A run of records:
■ ■ ■

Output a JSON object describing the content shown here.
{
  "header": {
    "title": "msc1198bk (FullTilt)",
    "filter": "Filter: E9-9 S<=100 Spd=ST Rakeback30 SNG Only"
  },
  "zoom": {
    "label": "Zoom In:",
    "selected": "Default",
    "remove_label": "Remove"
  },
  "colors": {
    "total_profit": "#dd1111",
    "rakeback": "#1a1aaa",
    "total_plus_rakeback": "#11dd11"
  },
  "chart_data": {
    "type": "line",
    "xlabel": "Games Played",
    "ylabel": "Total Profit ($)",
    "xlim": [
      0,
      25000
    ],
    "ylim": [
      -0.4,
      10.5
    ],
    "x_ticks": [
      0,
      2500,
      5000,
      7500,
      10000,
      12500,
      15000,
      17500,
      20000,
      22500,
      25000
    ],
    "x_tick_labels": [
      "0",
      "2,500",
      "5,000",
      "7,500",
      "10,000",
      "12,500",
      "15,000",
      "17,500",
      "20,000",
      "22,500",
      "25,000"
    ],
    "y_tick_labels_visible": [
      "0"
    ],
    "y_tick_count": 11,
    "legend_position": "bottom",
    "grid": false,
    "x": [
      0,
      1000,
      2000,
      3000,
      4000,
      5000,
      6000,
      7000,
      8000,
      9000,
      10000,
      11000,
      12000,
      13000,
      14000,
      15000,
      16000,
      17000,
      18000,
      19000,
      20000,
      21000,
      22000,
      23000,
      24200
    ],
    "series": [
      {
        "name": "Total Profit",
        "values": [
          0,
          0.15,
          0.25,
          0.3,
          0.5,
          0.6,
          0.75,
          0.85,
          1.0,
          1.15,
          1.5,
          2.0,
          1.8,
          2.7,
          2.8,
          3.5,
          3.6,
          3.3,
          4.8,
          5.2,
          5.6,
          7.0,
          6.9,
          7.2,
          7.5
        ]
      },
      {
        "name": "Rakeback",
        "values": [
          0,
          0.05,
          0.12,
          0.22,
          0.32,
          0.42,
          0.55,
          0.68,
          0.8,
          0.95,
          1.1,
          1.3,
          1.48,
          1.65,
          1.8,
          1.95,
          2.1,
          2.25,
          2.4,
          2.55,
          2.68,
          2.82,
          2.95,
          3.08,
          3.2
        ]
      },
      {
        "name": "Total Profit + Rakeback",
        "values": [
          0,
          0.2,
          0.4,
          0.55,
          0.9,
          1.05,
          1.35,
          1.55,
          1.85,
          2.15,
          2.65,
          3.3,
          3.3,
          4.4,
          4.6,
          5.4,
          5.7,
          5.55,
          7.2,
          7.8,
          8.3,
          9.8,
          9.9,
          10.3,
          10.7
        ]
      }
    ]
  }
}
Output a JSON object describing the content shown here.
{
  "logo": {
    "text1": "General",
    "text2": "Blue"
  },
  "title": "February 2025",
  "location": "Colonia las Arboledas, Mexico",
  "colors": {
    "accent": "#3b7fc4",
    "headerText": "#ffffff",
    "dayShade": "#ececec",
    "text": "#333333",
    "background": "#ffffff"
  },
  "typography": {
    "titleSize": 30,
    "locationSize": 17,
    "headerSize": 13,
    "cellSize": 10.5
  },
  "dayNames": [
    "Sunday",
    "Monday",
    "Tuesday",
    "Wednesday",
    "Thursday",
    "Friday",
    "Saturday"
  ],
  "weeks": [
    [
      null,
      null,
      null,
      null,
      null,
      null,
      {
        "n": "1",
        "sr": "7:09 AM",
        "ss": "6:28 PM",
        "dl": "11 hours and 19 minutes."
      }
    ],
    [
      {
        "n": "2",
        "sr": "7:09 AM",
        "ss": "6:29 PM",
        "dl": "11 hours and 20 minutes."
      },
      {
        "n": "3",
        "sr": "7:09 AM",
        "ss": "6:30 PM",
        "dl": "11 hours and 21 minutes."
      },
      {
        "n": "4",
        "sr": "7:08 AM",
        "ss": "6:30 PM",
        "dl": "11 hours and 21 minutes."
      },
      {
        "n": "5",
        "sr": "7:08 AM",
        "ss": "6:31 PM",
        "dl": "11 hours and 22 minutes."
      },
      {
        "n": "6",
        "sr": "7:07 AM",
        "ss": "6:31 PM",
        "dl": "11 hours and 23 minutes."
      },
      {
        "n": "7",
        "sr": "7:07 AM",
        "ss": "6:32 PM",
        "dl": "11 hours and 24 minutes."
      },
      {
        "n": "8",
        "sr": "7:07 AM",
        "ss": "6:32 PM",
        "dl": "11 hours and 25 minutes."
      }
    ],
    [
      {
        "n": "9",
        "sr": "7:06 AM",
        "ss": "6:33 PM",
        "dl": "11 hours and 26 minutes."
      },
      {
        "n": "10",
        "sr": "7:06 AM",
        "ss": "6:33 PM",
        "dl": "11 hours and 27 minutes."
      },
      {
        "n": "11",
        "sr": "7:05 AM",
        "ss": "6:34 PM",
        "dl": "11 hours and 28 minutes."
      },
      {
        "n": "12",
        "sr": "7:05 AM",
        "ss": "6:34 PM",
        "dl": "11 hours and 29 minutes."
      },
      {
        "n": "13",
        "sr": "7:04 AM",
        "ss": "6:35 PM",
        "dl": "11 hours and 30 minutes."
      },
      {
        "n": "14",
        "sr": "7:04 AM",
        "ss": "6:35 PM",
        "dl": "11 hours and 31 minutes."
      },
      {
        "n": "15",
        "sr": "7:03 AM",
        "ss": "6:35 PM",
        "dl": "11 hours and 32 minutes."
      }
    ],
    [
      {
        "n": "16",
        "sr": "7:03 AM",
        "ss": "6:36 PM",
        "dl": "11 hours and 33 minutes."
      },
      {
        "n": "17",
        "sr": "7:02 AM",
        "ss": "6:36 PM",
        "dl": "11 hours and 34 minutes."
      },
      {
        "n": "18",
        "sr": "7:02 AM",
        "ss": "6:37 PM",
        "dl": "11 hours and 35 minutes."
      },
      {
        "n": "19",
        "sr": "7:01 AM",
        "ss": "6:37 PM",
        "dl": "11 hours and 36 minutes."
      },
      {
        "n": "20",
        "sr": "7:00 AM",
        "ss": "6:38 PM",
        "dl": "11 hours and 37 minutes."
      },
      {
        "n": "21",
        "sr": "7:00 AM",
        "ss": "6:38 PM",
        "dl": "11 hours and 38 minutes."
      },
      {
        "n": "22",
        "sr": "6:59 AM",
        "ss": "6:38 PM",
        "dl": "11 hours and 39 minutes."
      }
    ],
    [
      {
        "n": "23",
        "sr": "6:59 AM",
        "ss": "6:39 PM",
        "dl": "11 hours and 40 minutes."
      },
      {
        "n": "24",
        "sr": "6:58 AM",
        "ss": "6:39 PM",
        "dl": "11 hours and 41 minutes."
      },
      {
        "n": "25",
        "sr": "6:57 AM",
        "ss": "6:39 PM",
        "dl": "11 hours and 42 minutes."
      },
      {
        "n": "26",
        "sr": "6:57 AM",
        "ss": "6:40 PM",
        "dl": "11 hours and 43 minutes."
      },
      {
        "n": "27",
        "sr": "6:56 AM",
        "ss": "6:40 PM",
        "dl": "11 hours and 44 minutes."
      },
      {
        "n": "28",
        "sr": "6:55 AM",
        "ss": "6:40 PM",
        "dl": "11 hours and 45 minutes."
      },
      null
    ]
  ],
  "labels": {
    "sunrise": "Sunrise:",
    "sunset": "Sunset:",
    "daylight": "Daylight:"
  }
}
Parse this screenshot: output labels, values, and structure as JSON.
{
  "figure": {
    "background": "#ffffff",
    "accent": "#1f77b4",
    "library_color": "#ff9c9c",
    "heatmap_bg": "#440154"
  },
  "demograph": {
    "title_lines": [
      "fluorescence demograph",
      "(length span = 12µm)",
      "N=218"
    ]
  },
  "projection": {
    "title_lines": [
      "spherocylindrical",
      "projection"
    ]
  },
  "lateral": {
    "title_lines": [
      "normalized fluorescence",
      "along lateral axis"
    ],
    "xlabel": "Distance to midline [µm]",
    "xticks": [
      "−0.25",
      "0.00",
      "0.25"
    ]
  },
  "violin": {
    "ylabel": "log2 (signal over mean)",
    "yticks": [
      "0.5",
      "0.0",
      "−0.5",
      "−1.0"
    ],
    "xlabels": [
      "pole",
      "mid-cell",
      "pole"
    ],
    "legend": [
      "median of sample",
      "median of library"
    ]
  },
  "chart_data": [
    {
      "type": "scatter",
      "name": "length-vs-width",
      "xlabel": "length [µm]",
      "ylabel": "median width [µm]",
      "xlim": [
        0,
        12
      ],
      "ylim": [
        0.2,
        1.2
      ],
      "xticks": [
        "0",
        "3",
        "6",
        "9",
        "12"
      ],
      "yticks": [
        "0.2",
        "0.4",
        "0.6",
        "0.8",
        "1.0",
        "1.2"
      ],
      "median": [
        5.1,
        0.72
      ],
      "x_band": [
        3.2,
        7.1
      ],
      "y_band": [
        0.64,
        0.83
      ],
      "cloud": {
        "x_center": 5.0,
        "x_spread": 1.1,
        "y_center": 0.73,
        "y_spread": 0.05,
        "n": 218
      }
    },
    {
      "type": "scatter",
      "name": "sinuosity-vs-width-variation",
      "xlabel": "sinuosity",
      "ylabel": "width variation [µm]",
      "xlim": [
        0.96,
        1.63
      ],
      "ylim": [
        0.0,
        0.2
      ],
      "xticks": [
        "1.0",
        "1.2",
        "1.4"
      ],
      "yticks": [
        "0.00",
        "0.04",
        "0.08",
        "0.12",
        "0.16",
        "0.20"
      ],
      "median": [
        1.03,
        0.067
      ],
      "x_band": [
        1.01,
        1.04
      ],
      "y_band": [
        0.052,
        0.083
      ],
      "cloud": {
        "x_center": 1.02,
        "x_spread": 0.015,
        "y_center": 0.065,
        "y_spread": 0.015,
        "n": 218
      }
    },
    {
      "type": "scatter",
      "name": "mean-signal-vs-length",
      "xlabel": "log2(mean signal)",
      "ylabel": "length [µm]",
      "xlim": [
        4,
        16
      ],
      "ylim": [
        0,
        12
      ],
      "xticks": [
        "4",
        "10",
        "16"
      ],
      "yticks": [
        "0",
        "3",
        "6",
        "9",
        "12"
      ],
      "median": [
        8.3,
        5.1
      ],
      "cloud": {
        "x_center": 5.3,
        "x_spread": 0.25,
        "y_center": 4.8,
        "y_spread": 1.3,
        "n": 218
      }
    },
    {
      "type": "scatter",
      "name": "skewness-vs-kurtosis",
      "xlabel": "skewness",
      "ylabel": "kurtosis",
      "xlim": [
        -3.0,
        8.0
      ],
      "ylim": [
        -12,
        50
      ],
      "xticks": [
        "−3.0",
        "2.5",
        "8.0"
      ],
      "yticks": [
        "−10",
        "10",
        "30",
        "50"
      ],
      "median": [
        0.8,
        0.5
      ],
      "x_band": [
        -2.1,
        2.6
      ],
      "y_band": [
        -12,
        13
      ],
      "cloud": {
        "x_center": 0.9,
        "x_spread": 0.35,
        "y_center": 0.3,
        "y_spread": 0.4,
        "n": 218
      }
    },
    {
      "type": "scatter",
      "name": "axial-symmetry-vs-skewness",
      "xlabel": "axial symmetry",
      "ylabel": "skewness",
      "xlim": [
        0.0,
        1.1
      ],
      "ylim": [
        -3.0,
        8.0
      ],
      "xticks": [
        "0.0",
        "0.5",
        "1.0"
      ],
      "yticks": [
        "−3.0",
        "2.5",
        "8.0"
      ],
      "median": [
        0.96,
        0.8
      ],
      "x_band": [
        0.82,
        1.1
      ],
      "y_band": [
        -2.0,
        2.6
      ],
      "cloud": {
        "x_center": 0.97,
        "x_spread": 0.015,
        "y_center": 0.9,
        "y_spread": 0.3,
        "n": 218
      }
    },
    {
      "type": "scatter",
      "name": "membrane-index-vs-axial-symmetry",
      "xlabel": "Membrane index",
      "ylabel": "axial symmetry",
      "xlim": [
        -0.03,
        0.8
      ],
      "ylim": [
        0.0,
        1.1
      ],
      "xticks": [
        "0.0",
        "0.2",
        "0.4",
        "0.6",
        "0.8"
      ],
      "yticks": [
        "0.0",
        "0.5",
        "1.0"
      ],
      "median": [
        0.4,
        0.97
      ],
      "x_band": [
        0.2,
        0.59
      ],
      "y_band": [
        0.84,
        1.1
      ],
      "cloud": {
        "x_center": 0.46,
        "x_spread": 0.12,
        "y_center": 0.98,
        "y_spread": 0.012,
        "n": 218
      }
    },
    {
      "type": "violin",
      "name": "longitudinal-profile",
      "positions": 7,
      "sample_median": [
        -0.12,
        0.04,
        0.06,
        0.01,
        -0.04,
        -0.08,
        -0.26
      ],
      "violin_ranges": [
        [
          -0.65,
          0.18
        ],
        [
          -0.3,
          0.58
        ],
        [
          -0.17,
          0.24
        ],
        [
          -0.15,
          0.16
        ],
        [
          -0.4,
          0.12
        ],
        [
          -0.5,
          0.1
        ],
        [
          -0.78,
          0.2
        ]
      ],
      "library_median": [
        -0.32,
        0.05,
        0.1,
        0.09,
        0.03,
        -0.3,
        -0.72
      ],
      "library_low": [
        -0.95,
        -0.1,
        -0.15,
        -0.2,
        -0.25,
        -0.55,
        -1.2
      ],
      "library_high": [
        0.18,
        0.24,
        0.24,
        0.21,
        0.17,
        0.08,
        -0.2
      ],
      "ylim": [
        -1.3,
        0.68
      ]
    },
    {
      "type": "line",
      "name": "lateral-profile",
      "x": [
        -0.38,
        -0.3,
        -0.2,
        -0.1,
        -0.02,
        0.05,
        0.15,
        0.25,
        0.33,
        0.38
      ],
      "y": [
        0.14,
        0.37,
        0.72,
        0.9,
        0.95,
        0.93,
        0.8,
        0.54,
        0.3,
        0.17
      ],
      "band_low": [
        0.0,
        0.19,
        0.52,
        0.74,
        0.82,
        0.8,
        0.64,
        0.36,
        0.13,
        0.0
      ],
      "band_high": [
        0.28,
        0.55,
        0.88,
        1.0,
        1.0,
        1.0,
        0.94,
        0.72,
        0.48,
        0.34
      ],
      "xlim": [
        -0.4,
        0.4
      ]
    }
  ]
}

■ ■ ■

* _GIVEN REQUEST_: Pull out the lines above in which the word "lateral" appears.

* _RESULT OF THIS EXERCISE_:
  "lateral": {
      "along lateral axis"
      "name": "lateral-profile",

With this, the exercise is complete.